Given task:
Omit every picture and write out the rest of the records exactly.

Data records:

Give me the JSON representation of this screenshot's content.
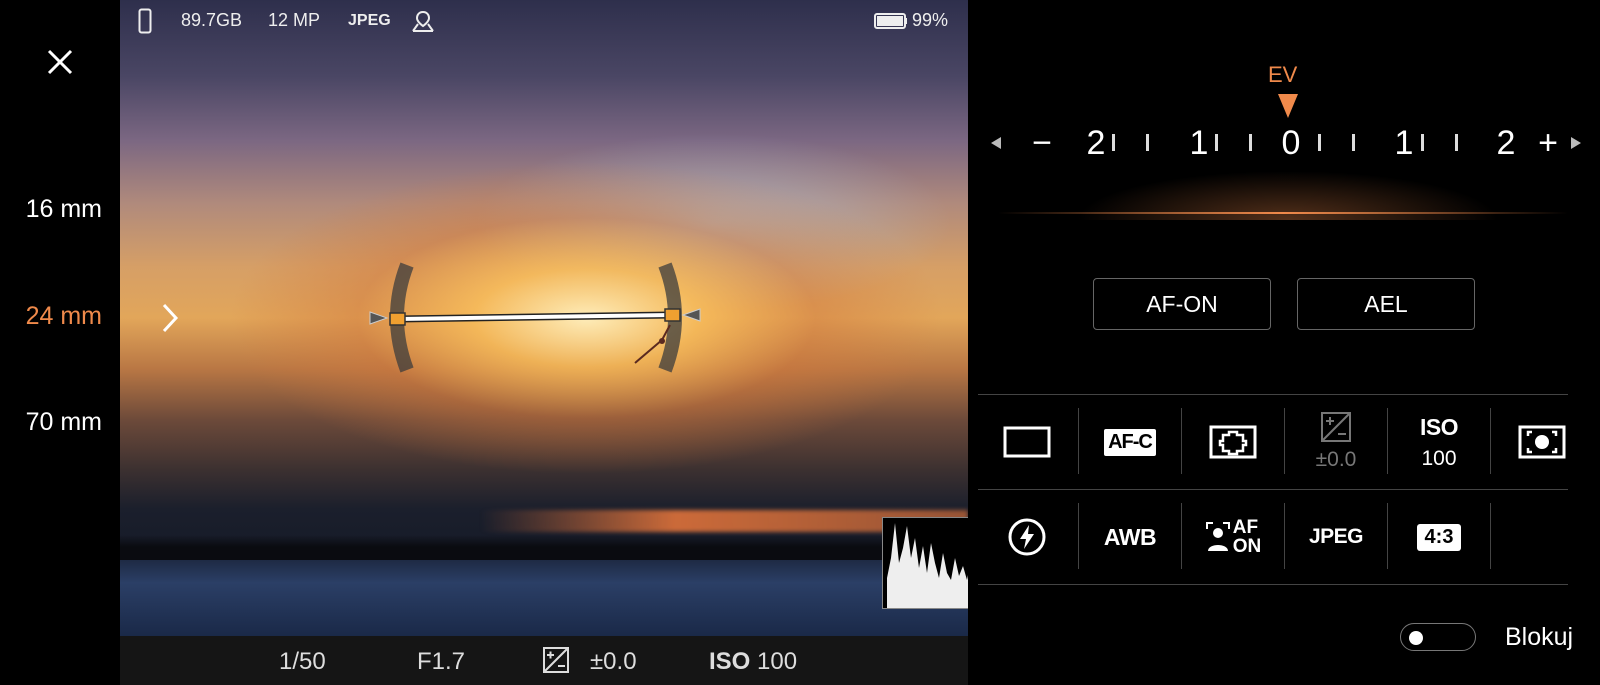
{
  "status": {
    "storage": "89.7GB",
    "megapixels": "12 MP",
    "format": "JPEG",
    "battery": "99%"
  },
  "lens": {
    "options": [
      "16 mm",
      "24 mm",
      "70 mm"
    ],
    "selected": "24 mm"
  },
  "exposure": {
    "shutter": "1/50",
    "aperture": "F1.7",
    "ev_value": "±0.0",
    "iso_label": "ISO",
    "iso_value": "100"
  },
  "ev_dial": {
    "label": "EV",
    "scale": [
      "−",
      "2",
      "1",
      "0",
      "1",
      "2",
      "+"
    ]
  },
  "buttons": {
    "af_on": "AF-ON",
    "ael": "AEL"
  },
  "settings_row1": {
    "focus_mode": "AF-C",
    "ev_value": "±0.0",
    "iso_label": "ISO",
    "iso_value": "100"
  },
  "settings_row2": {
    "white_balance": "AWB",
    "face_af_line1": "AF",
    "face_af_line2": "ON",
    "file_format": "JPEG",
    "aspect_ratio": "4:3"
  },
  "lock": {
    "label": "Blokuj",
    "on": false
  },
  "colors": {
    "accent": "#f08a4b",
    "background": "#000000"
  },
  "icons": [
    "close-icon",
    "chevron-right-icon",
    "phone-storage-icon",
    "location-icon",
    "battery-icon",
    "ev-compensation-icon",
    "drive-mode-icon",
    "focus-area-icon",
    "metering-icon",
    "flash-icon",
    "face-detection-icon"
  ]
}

Result for this exercise:
Give me the JSON representation of this screenshot's content.
{
  "status": {
    "storage": "89.7GB",
    "megapixels": "12 MP",
    "format": "JPEG",
    "battery": "99%"
  },
  "lens": {
    "options": [
      "16 mm",
      "24 mm",
      "70 mm"
    ],
    "selected": "24 mm"
  },
  "exposure": {
    "shutter": "1/50",
    "aperture": "F1.7",
    "ev_value": "±0.0",
    "iso_label": "ISO",
    "iso_value": "100"
  },
  "ev_dial": {
    "label": "EV",
    "scale": [
      "−",
      "2",
      "1",
      "0",
      "1",
      "2",
      "+"
    ]
  },
  "buttons": {
    "af_on": "AF-ON",
    "ael": "AEL"
  },
  "settings_row1": {
    "focus_mode": "AF-C",
    "ev_value": "±0.0",
    "iso_label": "ISO",
    "iso_value": "100"
  },
  "settings_row2": {
    "white_balance": "AWB",
    "face_af_line1": "AF",
    "face_af_line2": "ON",
    "file_format": "JPEG",
    "aspect_ratio": "4:3"
  },
  "lock": {
    "label": "Blokuj",
    "on": false
  },
  "colors": {
    "accent": "#f08a4b",
    "background": "#000000"
  },
  "icons": [
    "close-icon",
    "chevron-right-icon",
    "phone-storage-icon",
    "location-icon",
    "battery-icon",
    "ev-compensation-icon",
    "drive-mode-icon",
    "focus-area-icon",
    "metering-icon",
    "flash-icon",
    "face-detection-icon"
  ]
}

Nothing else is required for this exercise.